* The task
Output all the data exactly. Pictures do not belong in the copy.

* Data excerpts

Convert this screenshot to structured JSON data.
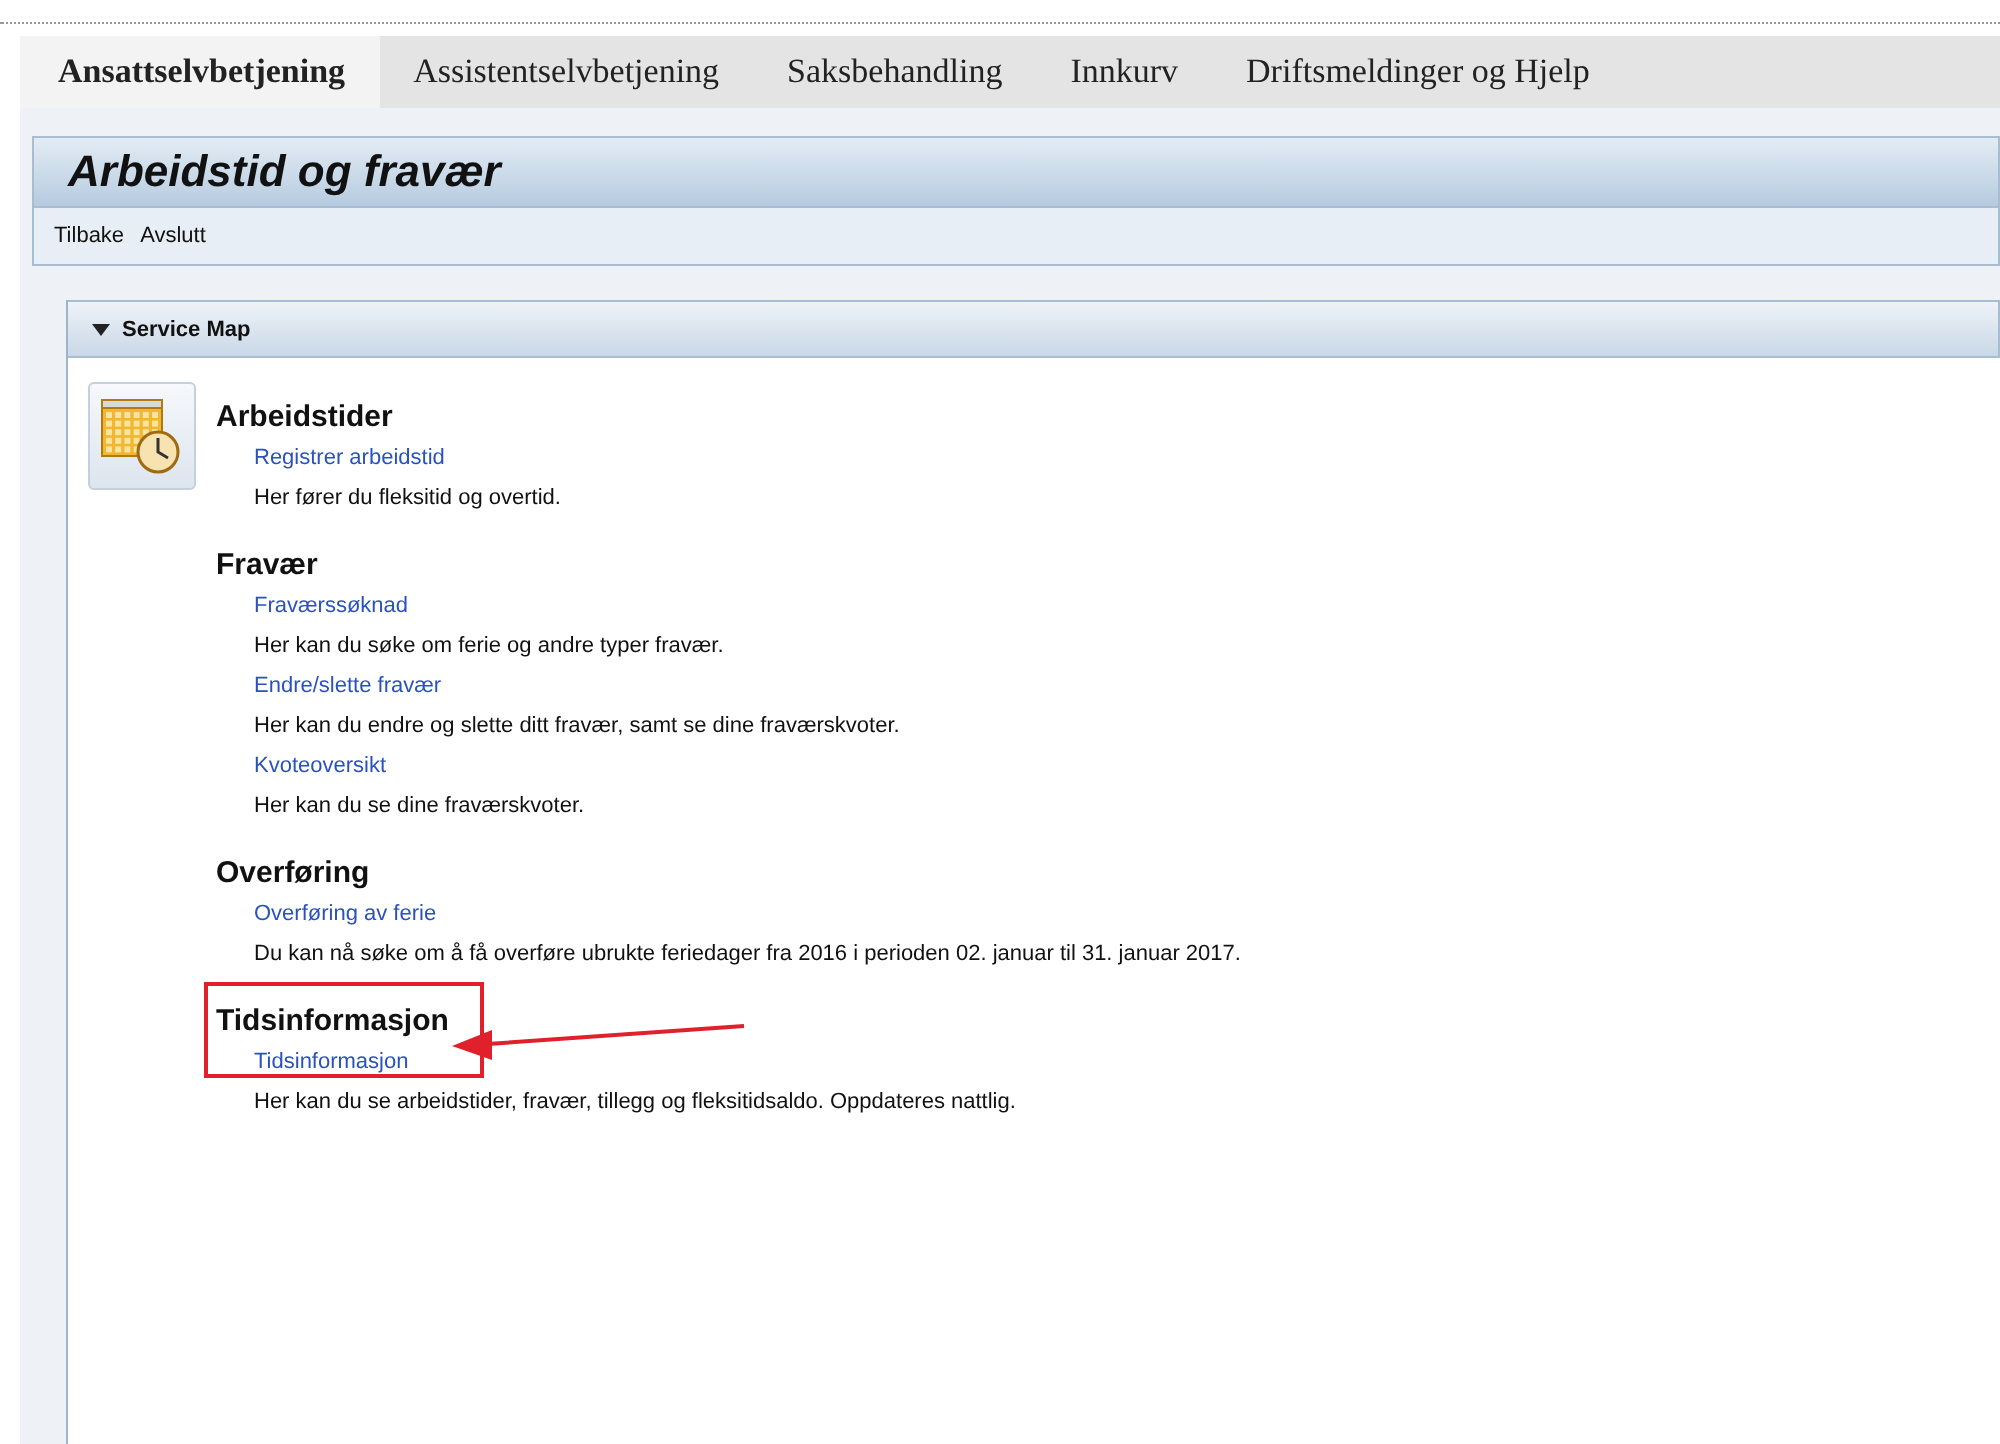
{
  "tabs": [
    {
      "label": "Ansattselvbetjening",
      "selected": true
    },
    {
      "label": "Assistentselvbetjening",
      "selected": false
    },
    {
      "label": "Saksbehandling",
      "selected": false
    },
    {
      "label": "Innkurv",
      "selected": false
    },
    {
      "label": "Driftsmeldinger og Hjelp",
      "selected": false
    }
  ],
  "page": {
    "title": "Arbeidstid og fravær",
    "toolbar": [
      "Tilbake",
      "Avslutt"
    ]
  },
  "service_map": {
    "title": "Service Map",
    "expanded": true,
    "sections": [
      {
        "heading": "Arbeidstider",
        "has_icon": true,
        "highlighted": false,
        "items": [
          {
            "link": "Registrer arbeidstid",
            "description": "Her fører du fleksitid og overtid."
          }
        ]
      },
      {
        "heading": "Fravær",
        "has_icon": false,
        "highlighted": false,
        "items": [
          {
            "link": "Fraværssøknad",
            "description": "Her kan du søke om ferie og andre typer fravær."
          },
          {
            "link": "Endre/slette fravær",
            "description": "Her kan du endre og slette ditt fravær, samt se dine fraværskvoter."
          },
          {
            "link": "Kvoteoversikt",
            "description": "Her kan du se dine fraværskvoter."
          }
        ]
      },
      {
        "heading": "Overføring",
        "has_icon": false,
        "highlighted": false,
        "items": [
          {
            "link": "Overføring av ferie",
            "description": "Du kan nå søke om å få overføre ubrukte feriedager fra 2016 i perioden 02. januar til 31. januar 2017."
          }
        ]
      },
      {
        "heading": "Tidsinformasjon",
        "has_icon": false,
        "highlighted": true,
        "items": [
          {
            "link": "Tidsinformasjon",
            "description": "Her kan du se arbeidstider, fravær, tillegg og fleksitidsaldo. Oppdateres nattlig."
          }
        ]
      }
    ]
  }
}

* Answer for this exercise
Convert this screenshot to structured JSON data.
{
  "tabs": [
    {
      "label": "Ansattselvbetjening",
      "selected": true
    },
    {
      "label": "Assistentselvbetjening",
      "selected": false
    },
    {
      "label": "Saksbehandling",
      "selected": false
    },
    {
      "label": "Innkurv",
      "selected": false
    },
    {
      "label": "Driftsmeldinger og Hjelp",
      "selected": false
    }
  ],
  "page": {
    "title": "Arbeidstid og fravær",
    "toolbar": [
      "Tilbake",
      "Avslutt"
    ]
  },
  "service_map": {
    "title": "Service Map",
    "expanded": true,
    "sections": [
      {
        "heading": "Arbeidstider",
        "has_icon": true,
        "highlighted": false,
        "items": [
          {
            "link": "Registrer arbeidstid",
            "description": "Her fører du fleksitid og overtid."
          }
        ]
      },
      {
        "heading": "Fravær",
        "has_icon": false,
        "highlighted": false,
        "items": [
          {
            "link": "Fraværssøknad",
            "description": "Her kan du søke om ferie og andre typer fravær."
          },
          {
            "link": "Endre/slette fravær",
            "description": "Her kan du endre og slette ditt fravær, samt se dine fraværskvoter."
          },
          {
            "link": "Kvoteoversikt",
            "description": "Her kan du se dine fraværskvoter."
          }
        ]
      },
      {
        "heading": "Overføring",
        "has_icon": false,
        "highlighted": false,
        "items": [
          {
            "link": "Overføring av ferie",
            "description": "Du kan nå søke om å få overføre ubrukte feriedager fra 2016 i perioden 02. januar til 31. januar 2017."
          }
        ]
      },
      {
        "heading": "Tidsinformasjon",
        "has_icon": false,
        "highlighted": true,
        "items": [
          {
            "link": "Tidsinformasjon",
            "description": "Her kan du se arbeidstider, fravær, tillegg og fleksitidsaldo. Oppdateres nattlig."
          }
        ]
      }
    ]
  }
}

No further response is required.